Your objective
Restate the full listing word for word and leave the pictures out.
□ □ □ □ □ □ □
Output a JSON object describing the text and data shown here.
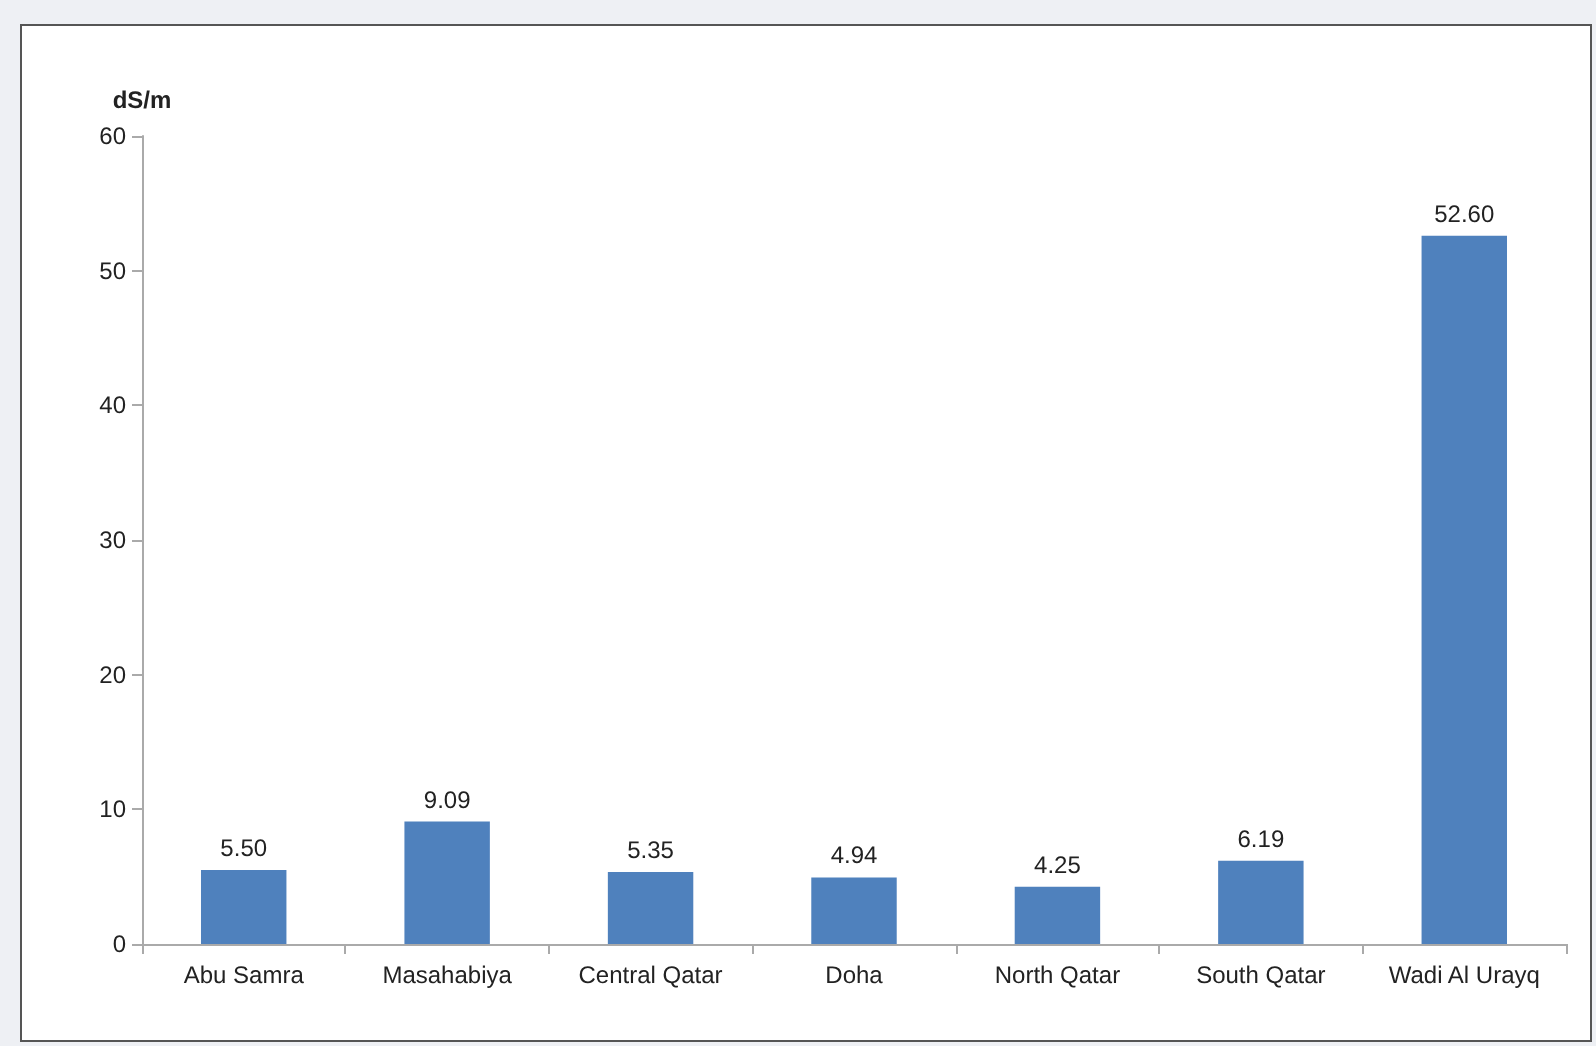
{
  "chart_data": {
    "type": "bar",
    "ylabel": "dS/m",
    "categories": [
      "Abu Samra",
      "Masahabiya",
      "Central Qatar",
      "Doha",
      "North Qatar",
      "South Qatar",
      "Wadi Al Urayq"
    ],
    "values": [
      5.5,
      9.09,
      5.35,
      4.94,
      4.25,
      6.19,
      52.6
    ],
    "value_labels": [
      "5.50",
      "9.09",
      "5.35",
      "4.94",
      "4.25",
      "6.19",
      "52.60"
    ],
    "color": "#4f81bd",
    "ylim": [
      0,
      60
    ],
    "yticks": [
      0,
      10,
      20,
      30,
      40,
      50,
      60
    ],
    "grid": false
  }
}
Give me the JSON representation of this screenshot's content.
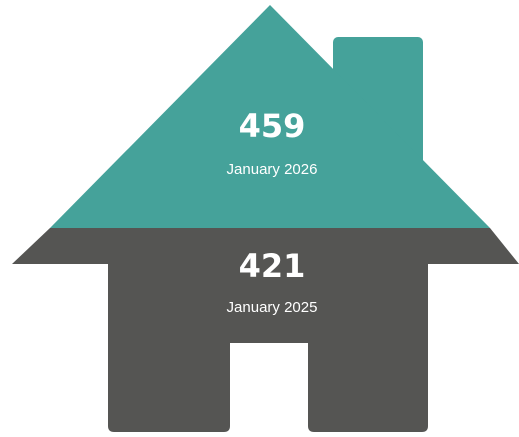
{
  "chart_data": {
    "type": "house",
    "categories": [
      "January 2026",
      "January 2025"
    ],
    "values": [
      459,
      421
    ],
    "colors": [
      "#45a29a",
      "#555553"
    ]
  }
}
□ □ □ □ □ □ □
The reply
Output a JSON object describing the text and data shown here.
{
  "chart_data": {
    "type": "bar",
    "ylabel": "dS/m",
    "categories": [
      "Abu Samra",
      "Masahabiya",
      "Central Qatar",
      "Doha",
      "North Qatar",
      "South Qatar",
      "Wadi Al Urayq"
    ],
    "values": [
      5.5,
      9.09,
      5.35,
      4.94,
      4.25,
      6.19,
      52.6
    ],
    "value_labels": [
      "5.50",
      "9.09",
      "5.35",
      "4.94",
      "4.25",
      "6.19",
      "52.60"
    ],
    "color": "#4f81bd",
    "ylim": [
      0,
      60
    ],
    "yticks": [
      0,
      10,
      20,
      30,
      40,
      50,
      60
    ],
    "grid": false
  }
}
Give me the JSON representation of this screenshot's content.
{
  "chart_data": {
    "type": "house",
    "categories": [
      "January 2026",
      "January 2025"
    ],
    "values": [
      459,
      421
    ],
    "colors": [
      "#45a29a",
      "#555553"
    ]
  }
}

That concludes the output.